>> Start Items
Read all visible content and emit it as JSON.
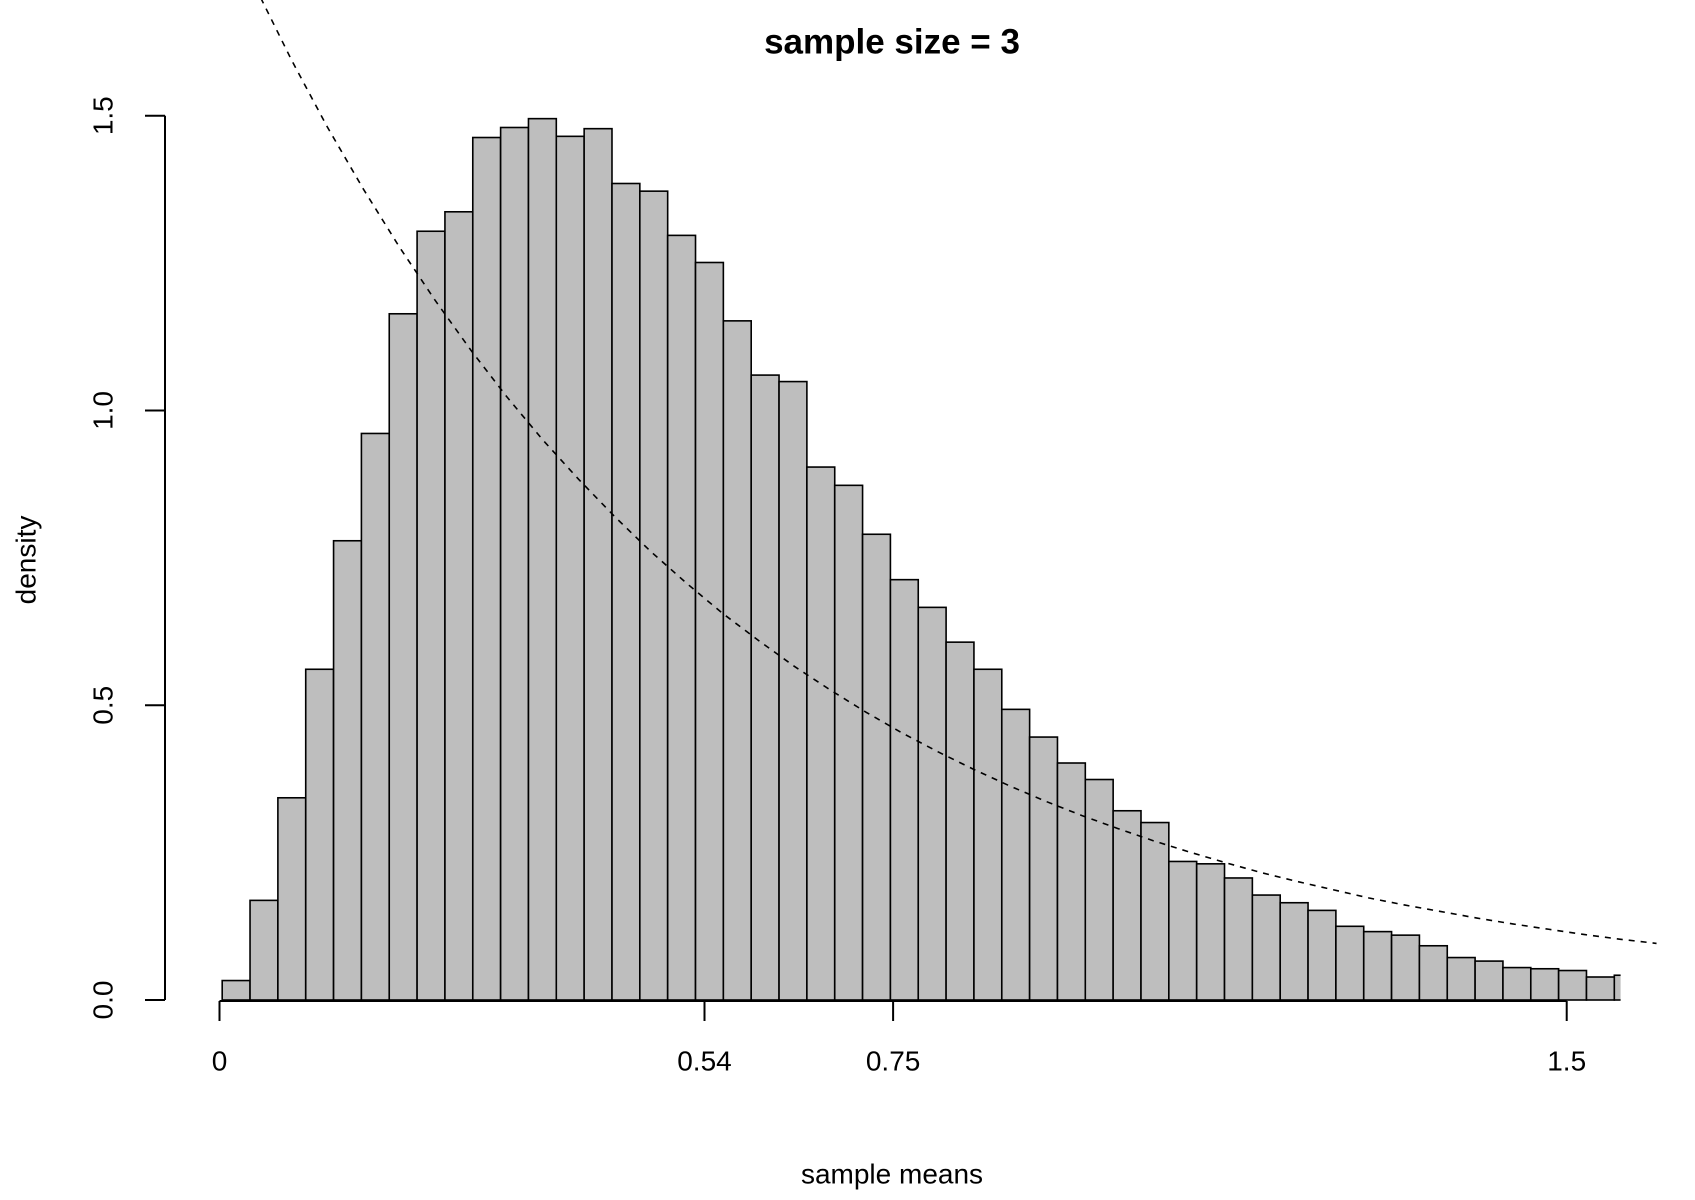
{
  "chart_data": {
    "type": "histogram",
    "title": "sample size = 3",
    "x_label": "sample means",
    "y_label": "density",
    "bins": [
      0.003,
      0.034,
      0.065,
      0.096,
      0.127,
      0.158,
      0.189,
      0.22,
      0.251,
      0.282,
      0.313,
      0.344,
      0.375,
      0.406,
      0.437,
      0.468,
      0.499,
      0.53,
      0.561,
      0.592,
      0.623,
      0.654,
      0.685,
      0.716,
      0.747,
      0.778,
      0.809,
      0.84,
      0.871,
      0.902,
      0.933,
      0.964,
      0.995,
      1.026,
      1.057,
      1.088,
      1.119,
      1.15,
      1.181,
      1.212,
      1.243,
      1.274,
      1.305,
      1.336,
      1.367,
      1.398,
      1.429,
      1.46,
      1.491,
      1.522,
      1.553,
      1.584
    ],
    "values": [
      0.033,
      0.169,
      0.343,
      0.561,
      0.779,
      0.961,
      1.164,
      1.304,
      1.337,
      1.463,
      1.48,
      1.495,
      1.465,
      1.478,
      1.385,
      1.372,
      1.297,
      1.251,
      1.152,
      1.06,
      1.049,
      0.904,
      0.873,
      0.79,
      0.713,
      0.666,
      0.607,
      0.561,
      0.493,
      0.446,
      0.402,
      0.374,
      0.321,
      0.301,
      0.235,
      0.231,
      0.207,
      0.178,
      0.165,
      0.152,
      0.125,
      0.116,
      0.11,
      0.092,
      0.072,
      0.066,
      0.055,
      0.053,
      0.05,
      0.039,
      0.042
    ],
    "color": "#bebebe",
    "line": {
      "x": [
        0.04,
        0.08,
        0.12,
        0.16,
        0.2,
        0.24,
        0.28,
        0.32,
        0.36,
        0.4,
        0.44,
        0.48,
        0.52,
        0.56,
        0.6,
        0.64,
        0.68,
        0.72,
        0.76,
        0.8,
        0.84,
        0.88,
        0.92,
        0.96,
        1.0,
        1.04,
        1.08,
        1.12,
        1.16,
        1.2,
        1.24,
        1.28,
        1.32,
        1.36,
        1.4,
        1.44,
        1.48,
        1.52,
        1.56,
        1.6
      ],
      "values": [
        1.718,
        1.595,
        1.481,
        1.376,
        1.278,
        1.187,
        1.102,
        1.023,
        0.95,
        0.883,
        0.82,
        0.761,
        0.707,
        0.656,
        0.61,
        0.566,
        0.526,
        0.488,
        0.453,
        0.421,
        0.391,
        0.363,
        0.337,
        0.313,
        0.291,
        0.27,
        0.251,
        0.233,
        0.216,
        0.201,
        0.187,
        0.173,
        0.161,
        0.15,
        0.139,
        0.129,
        0.12,
        0.111,
        0.103,
        0.096
      ],
      "color": "#000000",
      "style": "dashed"
    },
    "xlim": [
      0,
      1.56
    ],
    "ylim": [
      0,
      1.5
    ],
    "xticks": [
      0,
      0.54,
      0.75,
      1.5
    ],
    "yticks": [
      {
        "value": 0,
        "label": "0.0"
      },
      {
        "value": 0.5,
        "label": "0.5"
      },
      {
        "value": 1,
        "label": "1.0"
      },
      {
        "value": 1.5,
        "label": "1.5"
      }
    ]
  }
}
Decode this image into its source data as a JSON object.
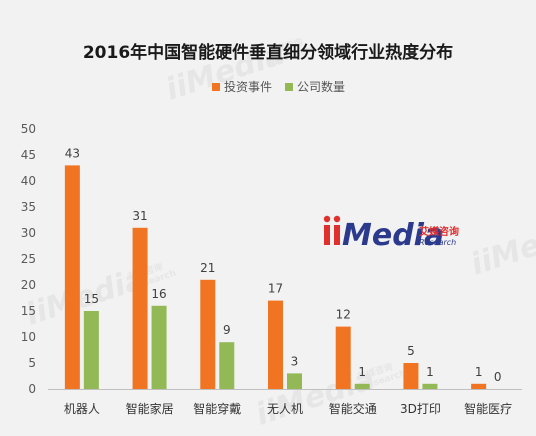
{
  "chart_data": {
    "type": "bar",
    "title": "2016年中国智能硬件垂直细分领域行业热度分布",
    "categories": [
      "机器人",
      "智能家居",
      "智能穿戴",
      "无人机",
      "智能交通",
      "3D打印",
      "智能医疗"
    ],
    "series": [
      {
        "name": "投资事件",
        "values": [
          43,
          31,
          21,
          17,
          12,
          5,
          1
        ]
      },
      {
        "name": "公司数量",
        "values": [
          15,
          16,
          9,
          3,
          1,
          1,
          0
        ]
      }
    ],
    "ylim": [
      0,
      50
    ],
    "yticks": [
      0,
      5,
      10,
      15,
      20,
      25,
      30,
      35,
      40,
      45,
      50
    ],
    "colors": [
      "#f07421",
      "#92b955"
    ],
    "legend": "top-center",
    "grid": false
  },
  "watermark": {
    "brand": "iiMedia",
    "cn": "艾媒咨询",
    "en": "Research"
  }
}
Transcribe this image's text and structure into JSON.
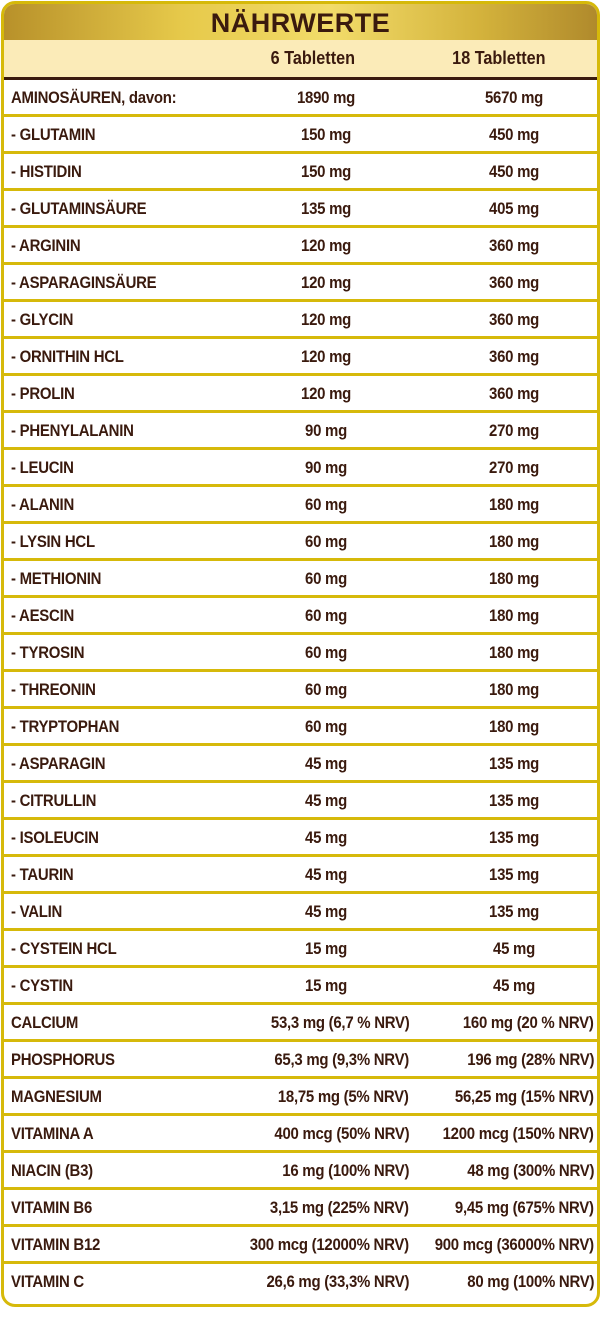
{
  "title": "NÄHRWERTE",
  "columns": [
    "6 Tabletten",
    "18 Tabletten"
  ],
  "colors": {
    "border": "#d6b90a",
    "text": "#3a1a0e",
    "subheader_bg": "#fbebb8",
    "header_gold": "#e6c94a"
  },
  "amino_rows": [
    {
      "name": "AMINOSÄUREN, davon:",
      "v1": "1890 mg",
      "v2": "5670 mg"
    },
    {
      "name": "- GLUTAMIN",
      "v1": "150 mg",
      "v2": "450 mg"
    },
    {
      "name": "- HISTIDIN",
      "v1": "150 mg",
      "v2": "450 mg"
    },
    {
      "name": "- GLUTAMINSÄURE",
      "v1": "135 mg",
      "v2": "405 mg"
    },
    {
      "name": "- ARGININ",
      "v1": "120 mg",
      "v2": "360 mg"
    },
    {
      "name": "- ASPARAGINSÄURE",
      "v1": "120 mg",
      "v2": "360 mg"
    },
    {
      "name": "- GLYCIN",
      "v1": "120 mg",
      "v2": "360 mg"
    },
    {
      "name": "- ORNITHIN HCL",
      "v1": "120 mg",
      "v2": "360 mg"
    },
    {
      "name": "- PROLIN",
      "v1": "120 mg",
      "v2": "360 mg"
    },
    {
      "name": "- PHENYLALANIN",
      "v1": "90 mg",
      "v2": "270 mg"
    },
    {
      "name": "- LEUCIN",
      "v1": "90 mg",
      "v2": "270 mg"
    },
    {
      "name": "- ALANIN",
      "v1": "60 mg",
      "v2": "180 mg"
    },
    {
      "name": "- LYSIN HCL",
      "v1": "60 mg",
      "v2": "180 mg"
    },
    {
      "name": "- METHIONIN",
      "v1": "60 mg",
      "v2": "180 mg"
    },
    {
      "name": "- AESCIN",
      "v1": "60 mg",
      "v2": "180 mg"
    },
    {
      "name": "- TYROSIN",
      "v1": "60 mg",
      "v2": "180 mg"
    },
    {
      "name": "- THREONIN",
      "v1": "60 mg",
      "v2": "180 mg"
    },
    {
      "name": "- TRYPTOPHAN",
      "v1": "60 mg",
      "v2": "180 mg"
    },
    {
      "name": "- ASPARAGIN",
      "v1": "45 mg",
      "v2": "135 mg"
    },
    {
      "name": "- CITRULLIN",
      "v1": "45 mg",
      "v2": "135 mg"
    },
    {
      "name": "- ISOLEUCIN",
      "v1": "45 mg",
      "v2": "135 mg"
    },
    {
      "name": "- TAURIN",
      "v1": "45 mg",
      "v2": "135 mg"
    },
    {
      "name": "- VALIN",
      "v1": "45 mg",
      "v2": "135 mg"
    },
    {
      "name": "- CYSTEIN HCL",
      "v1": "15 mg",
      "v2": "45 mg"
    },
    {
      "name": "- CYSTIN",
      "v1": "15 mg",
      "v2": "45 mg"
    }
  ],
  "nutrient_rows": [
    {
      "name": "CALCIUM",
      "v1": "53,3 mg (6,7 % NRV)",
      "v2": "160 mg (20 % NRV)"
    },
    {
      "name": "PHOSPHORUS",
      "v1": "65,3 mg (9,3% NRV)",
      "v2": "196 mg (28% NRV)"
    },
    {
      "name": "MAGNESIUM",
      "v1": "18,75 mg (5% NRV)",
      "v2": "56,25 mg (15% NRV)"
    },
    {
      "name": "VITAMINA A",
      "v1": "400 mcg (50% NRV)",
      "v2": "1200 mcg (150% NRV)"
    },
    {
      "name": "NIACIN (B3)",
      "v1": "16 mg (100% NRV)",
      "v2": "48 mg (300% NRV)"
    },
    {
      "name": "VITAMIN B6",
      "v1": "3,15 mg (225% NRV)",
      "v2": "9,45 mg (675% NRV)"
    },
    {
      "name": "VITAMIN B12",
      "v1": "300 mcg (12000% NRV)",
      "v2": "900 mcg (36000% NRV)"
    },
    {
      "name": "VITAMIN C",
      "v1": "26,6 mg (33,3% NRV)",
      "v2": "80 mg (100% NRV)"
    }
  ]
}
>> End Items
## Goal
Check each line above for the word "into" and copy the ones that have it.

## Output below
Decode this image into its source data as a JSON object.
Transcribe this image's text and structure into JSON.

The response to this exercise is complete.